(TASK DATA)
=======
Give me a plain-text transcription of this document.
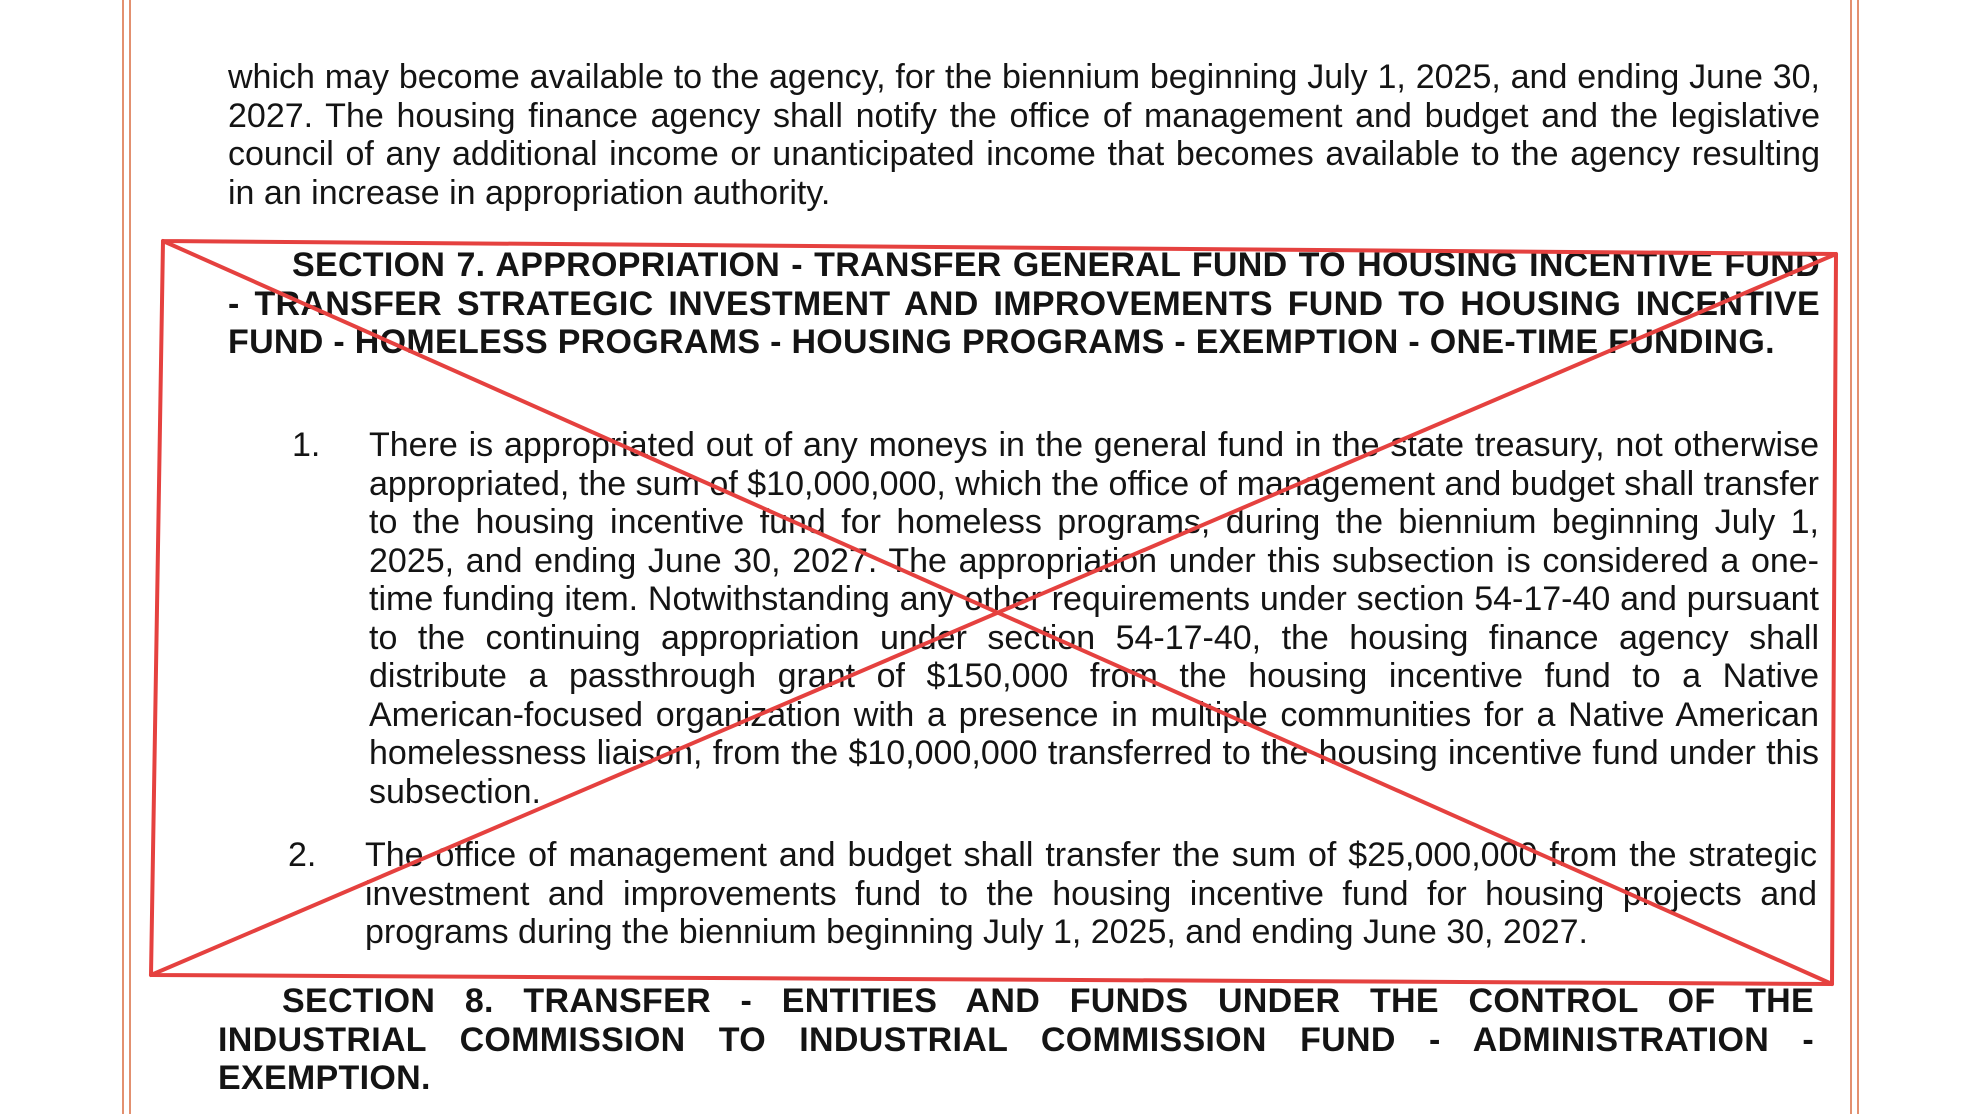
which may become available to the agency, for the biennium beginning July 1, 2025, and ending June 30, 2027. The housing finance agency shall notify the office of management and budget and the legislative council of any additional income or unanticipated income that becomes available to the agency resulting in an increase in appropriation authority.
SECTION 7. APPROPRIATION - TRANSFER GENERAL FUND TO HOUSING INCENTIVE FUND - TRANSFER STRATEGIC INVESTMENT AND IMPROVEMENTS FUND TO HOUSING INCENTIVE FUND - HOMELESS PROGRAMS - HOUSING PROGRAMS - EXEMPTION - ONE-TIME FUNDING.
1. There is appropriated out of any moneys in the general fund in the state treasury, not otherwise appropriated, the sum of $10,000,000, which the office of management and budget shall transfer to the housing incentive fund for homeless programs, during the biennium beginning July 1, 2025, and ending June 30, 2027. The appropriation under this subsection is considered a one-time funding item. Notwithstanding any other requirements under section 54-17-40 and pursuant to the continuing appropriation under section 54-17-40, the housing finance agency shall distribute a passthrough grant of $150,000 from the housing incentive fund to a Native American-focused organization with a presence in multiple communities for a Native American homelessness liaison, from the $10,000,000 transferred to the housing incentive fund under this subsection.
2. The office of management and budget shall transfer the sum of $25,000,000 from the strategic investment and improvements fund to the housing incentive fund for housing projects and programs during the biennium beginning July 1, 2025, and ending June 30, 2027.
SECTION 8. TRANSFER - ENTITIES AND FUNDS UNDER THE CONTROL OF THE INDUSTRIAL COMMISSION TO INDUSTRIAL COMMISSION FUND - ADMINISTRATION - EXEMPTION.
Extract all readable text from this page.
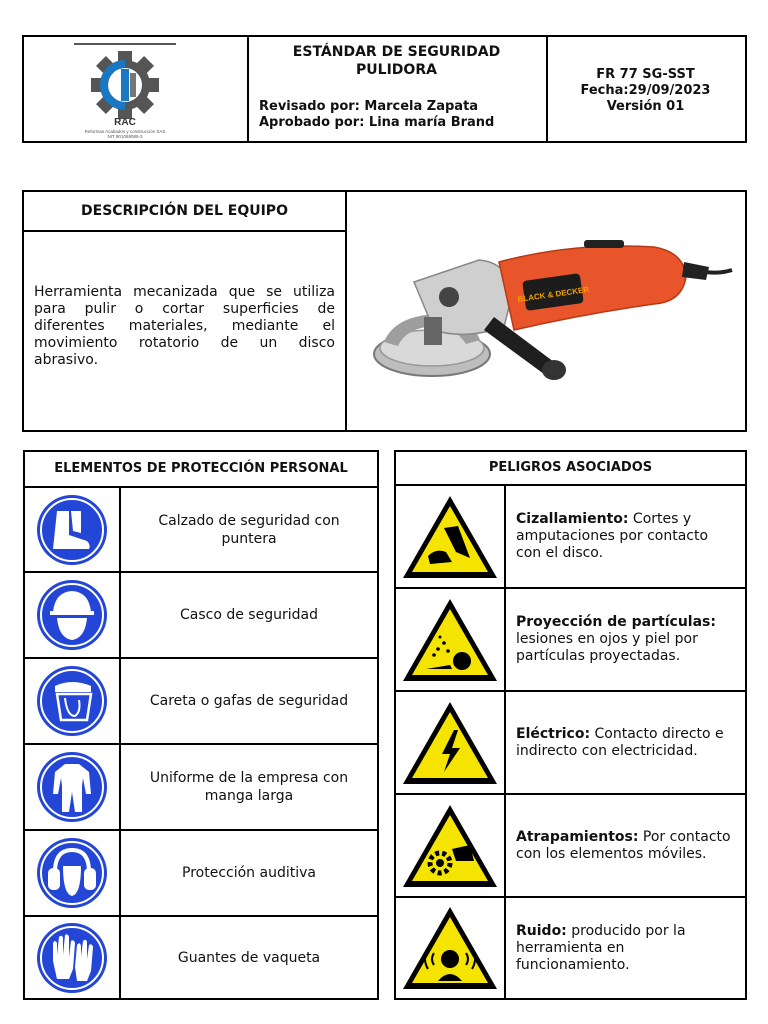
RAC
Reformas Acabados y construcción SAS
NIT 901069085-3
ESTÁNDAR DE SEGURIDAD
PULIDORA
Revisado por: Marcela Zapata
Aprobado por: Lina maría Brand
FR 77 SG-SST
Fecha:29/09/2023
Versión 01
DESCRIPCIÓN DEL EQUIPO
Herramienta mecanizada que se utiliza para pulir o cortar superficies de diferentes materiales, mediante el movimiento rotatorio de un disco abrasivo.
BLACK & DECKER
ELEMENTOS DE PROTECCIÓN PERSONAL
Calzado de seguridad con puntera
Casco de seguridad
Careta o gafas de seguridad
Uniforme de la empresa con manga larga
Protección auditiva
Guantes de vaqueta
PELIGROS ASOCIADOS
Cizallamiento: Cortes y amputaciones por contacto con el disco.
Proyección de partículas:
lesiones en ojos y piel por partículas proyectadas.
Eléctrico: Contacto directo e indirecto con electricidad.
Atrapamientos: Por contacto con los elementos móviles.
Ruido: producido por la herramienta en funcionamiento.
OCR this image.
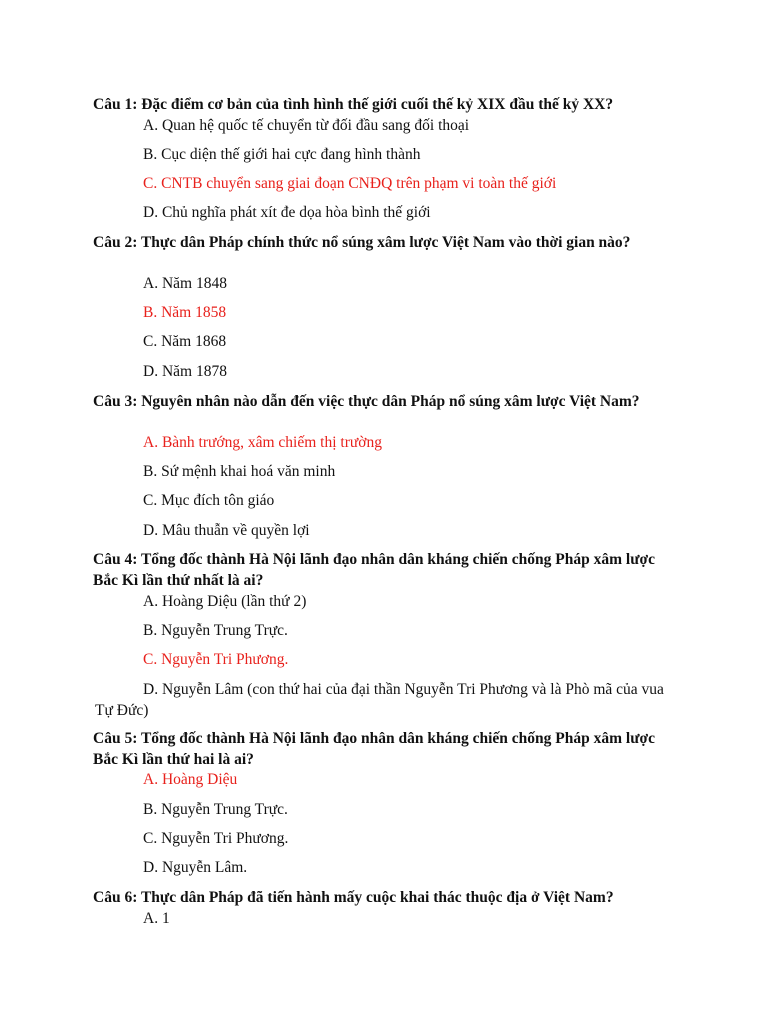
Câu 1: Đặc điểm cơ bản của tình hình thế giới cuối thế kỷ XIX đầu thế kỷ XX?
A. Quan hệ quốc tế chuyển từ đối đầu sang đối thoại
B. Cục diện thế giới hai cực đang hình thành
C. CNTB chuyển sang giai đoạn CNĐQ trên phạm vi toàn thế giới
D. Chủ nghĩa phát xít đe dọa hòa bình thế giới
Câu 2: Thực dân Pháp chính thức nổ súng xâm lược Việt Nam vào thời gian nào?
A. Năm 1848
B. Năm 1858
C. Năm 1868
D. Năm 1878
Câu 3: Nguyên nhân nào dẫn đến việc thực dân Pháp nổ súng xâm lược Việt Nam?
A. Bành trướng, xâm chiếm thị trường
B. Sứ mệnh khai hoá văn minh
C. Mục đích tôn giáo
D. Mâu thuẫn về quyền lợi
Câu 4: Tổng đốc thành Hà Nội lãnh đạo nhân dân kháng chiến chống Pháp xâm lược Bắc Kì lần thứ nhất là ai?
A. Hoàng Diệu (lần thứ 2)
B. Nguyễn Trung Trực.
C. Nguyễn Tri Phương.
D. Nguyễn Lâm (con thứ hai của đại thần Nguyễn Tri Phương và là Phò mã của vua Tự Đức)
Câu 5: Tổng đốc thành Hà Nội lãnh đạo nhân dân kháng chiến chống Pháp xâm lược Bắc Kì lần thứ hai là ai?
A. Hoàng Diệu
B. Nguyễn Trung Trực.
C. Nguyễn Tri Phương.
D. Nguyễn Lâm.
Câu 6: Thực dân Pháp đã tiến hành mấy cuộc khai thác thuộc địa ở Việt Nam?
A. 1
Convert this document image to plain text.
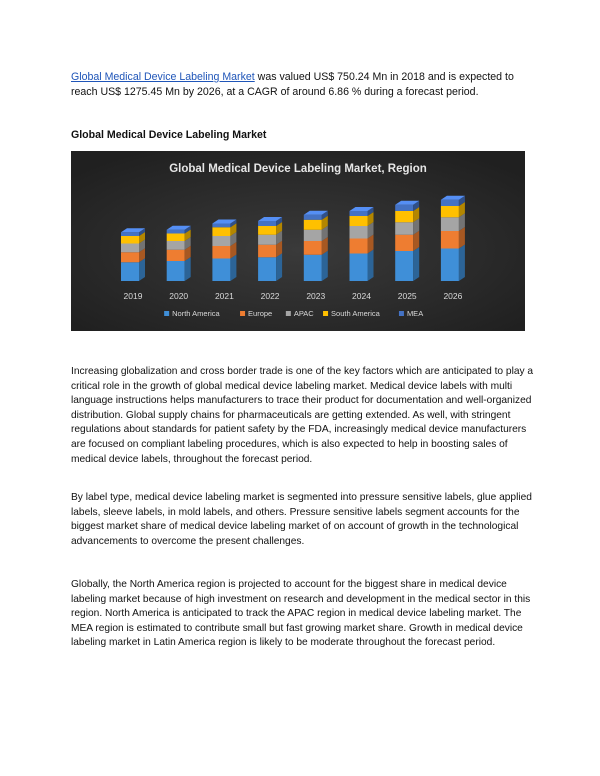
Global Medical Device Labeling Market was valued US$ 750.24 Mn in 2018 and is expected to reach US$ 1275.45 Mn by 2026, at a CAGR of around 6.86 % during a forecast period.

Global Medical Device Labeling Market
Global Medical Device Labeling Market, Region
2019	2020	2021	2022	2023	2024	2025	2026
North America	Europe	APAC South America	MEA

Increasing globalization and cross border trade is one of the key factors which are anticipated to play a critical role in the growth of global medical device labeling market. Medical device labels with multi language instructions helps manufacturers to trace their product for documentation and well-organized distribution. Global supply chains for pharmaceuticals are getting extended. As well, with stringent regulations about standards for patient safety by the FDA, increasingly medical device manufacturers are focused on compliant labeling procedures, which is also expected to help in boosting sales of medical device labels, throughout the forecast period.

By label type, medical device labeling market is segmented into pressure sensitive labels, glue applied labels, sleeve labels, in mold labels, and others. Pressure sensitive labels segment accounts for the biggest market share of medical device labeling market of on account of growth in the technological advancements to overcome the present challenges.

Globally, the North America region is projected to account for the biggest share in medical device labeling market because of high investment on research and development in the medical sector in this region. North America is anticipated to track the APAC region in medical device labeling market. The MEA region is estimated to contribute small but fast growing market share. Growth in medical device labeling market in Latin America region is likely to be moderate throughout the forecast period.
=======
(CHALLENGE)
Using the entries above, return each line in which the word "Tổng" occurs.

(CORRECT RESULT)
Câu 4: Tổng đốc thành Hà Nội lãnh đạo nhân dân kháng chiến chống Pháp xâm lược Bắc Kì lần thứ nhất là ai?
Câu 5: Tổng đốc thành Hà Nội lãnh đạo nhân dân kháng chiến chống Pháp xâm lược Bắc Kì lần thứ hai là ai?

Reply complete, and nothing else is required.